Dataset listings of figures
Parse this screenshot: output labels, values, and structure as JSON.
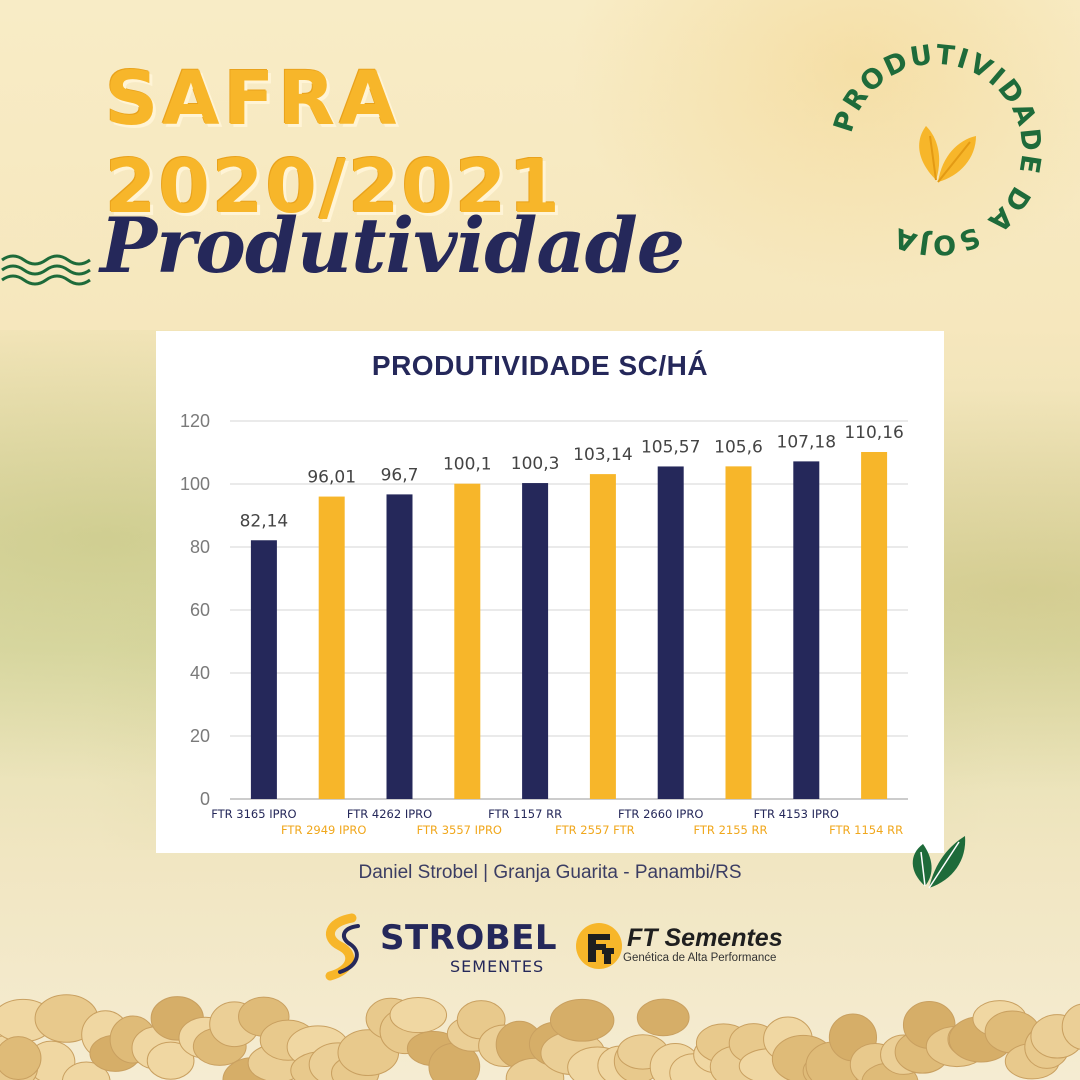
{
  "header": {
    "line1": "SAFRA",
    "line2": "2020/2021",
    "line3": "Produtividade"
  },
  "badge": {
    "text": "PRODUTIVIDADE DA SOJA",
    "color": "#1e6b3a"
  },
  "chart_data": {
    "type": "bar",
    "title": "PRODUTIVIDADE SC/HÁ",
    "categories": [
      "FTR 3165 IPRO",
      "FTR 2949 IPRO",
      "FTR 4262 IPRO",
      "FTR 3557 IPRO",
      "FTR 1157 RR",
      "FTR 2557 FTR",
      "FTR 2660 IPRO",
      "FTR 2155 RR",
      "FTR 4153 IPRO",
      "FTR 1154 RR"
    ],
    "values": [
      82.14,
      96.01,
      96.7,
      100.1,
      100.3,
      103.14,
      105.57,
      105.6,
      107.18,
      110.16
    ],
    "data_labels": [
      "82,14",
      "96,01",
      "96,7",
      "100,1",
      "100,3",
      "103,14",
      "105,57",
      "105,6",
      "107,18",
      "110,16"
    ],
    "bar_colors": [
      "#25285a",
      "#f7b62a",
      "#25285a",
      "#f7b62a",
      "#25285a",
      "#f7b62a",
      "#25285a",
      "#f7b62a",
      "#25285a",
      "#f7b62a"
    ],
    "ylim": [
      0,
      120
    ],
    "yticks": [
      0,
      20,
      40,
      60,
      80,
      100,
      120
    ],
    "grid": true,
    "xlabel": "",
    "ylabel": ""
  },
  "source": "Daniel Strobel | Granja Guarita - Panambi/RS",
  "logos": {
    "strobel_name": "STROBEL",
    "strobel_sub": "SEMENTES",
    "ft_name": "FT Sementes",
    "ft_tagline": "Genética de Alta Performance"
  },
  "colors": {
    "navy": "#25285a",
    "gold": "#f7b62a",
    "badge_green": "#1e6b3a"
  }
}
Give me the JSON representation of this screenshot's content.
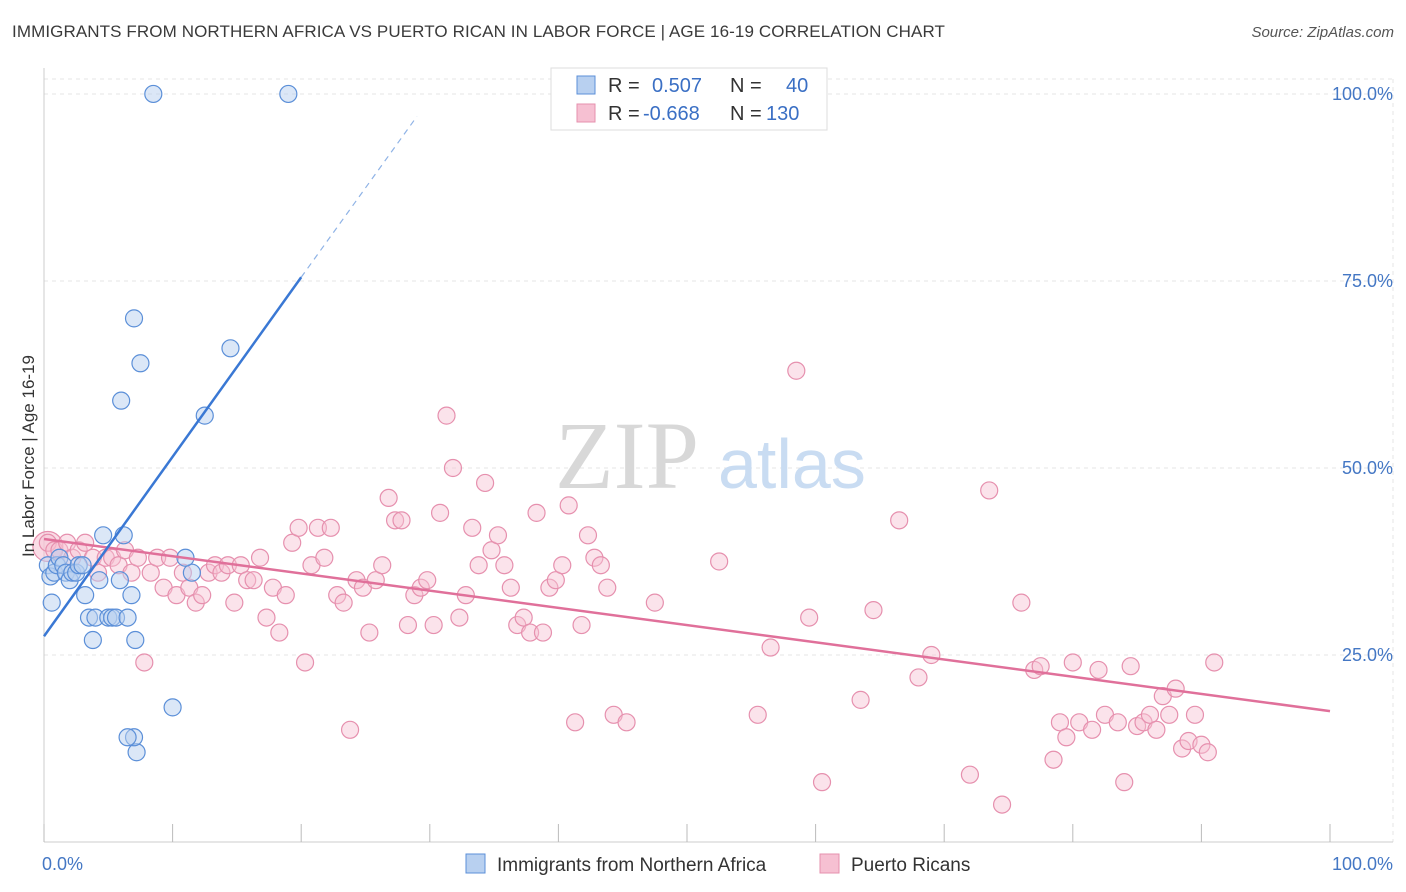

_Brief:_ Copy the listing in full and without alteration, omitting every picture.

_Result for this task:_
Parse this screenshot: output labels, values, and structure as JSON.
{
  "header": {
    "line1": "SAFRA",
    "line2": "2020/2021",
    "line3": "Produtividade"
  },
  "badge": {
    "text": "PRODUTIVIDADE DA SOJA",
    "color": "#1e6b3a"
  },
  "chart_data": {
    "type": "bar",
    "title": "PRODUTIVIDADE SC/HÁ",
    "categories": [
      "FTR 3165 IPRO",
      "FTR 2949 IPRO",
      "FTR 4262 IPRO",
      "FTR 3557 IPRO",
      "FTR 1157 RR",
      "FTR 2557 FTR",
      "FTR 2660 IPRO",
      "FTR 2155 RR",
      "FTR 4153 IPRO",
      "FTR 1154 RR"
    ],
    "values": [
      82.14,
      96.01,
      96.7,
      100.1,
      100.3,
      103.14,
      105.57,
      105.6,
      107.18,
      110.16
    ],
    "data_labels": [
      "82,14",
      "96,01",
      "96,7",
      "100,1",
      "100,3",
      "103,14",
      "105,57",
      "105,6",
      "107,18",
      "110,16"
    ],
    "bar_colors": [
      "#25285a",
      "#f7b62a",
      "#25285a",
      "#f7b62a",
      "#25285a",
      "#f7b62a",
      "#25285a",
      "#f7b62a",
      "#25285a",
      "#f7b62a"
    ],
    "ylim": [
      0,
      120
    ],
    "yticks": [
      0,
      20,
      40,
      60,
      80,
      100,
      120
    ],
    "grid": true,
    "xlabel": "",
    "ylabel": ""
  },
  "source": "Daniel Strobel | Granja Guarita - Panambi/RS",
  "logos": {
    "strobel_name": "STROBEL",
    "strobel_sub": "SEMENTES",
    "ft_name": "FT Sementes",
    "ft_tagline": "Genética de Alta Performance"
  },
  "colors": {
    "navy": "#25285a",
    "gold": "#f7b62a",
    "badge_green": "#1e6b3a"
  }
}
Give me the JSON representation of this screenshot's content.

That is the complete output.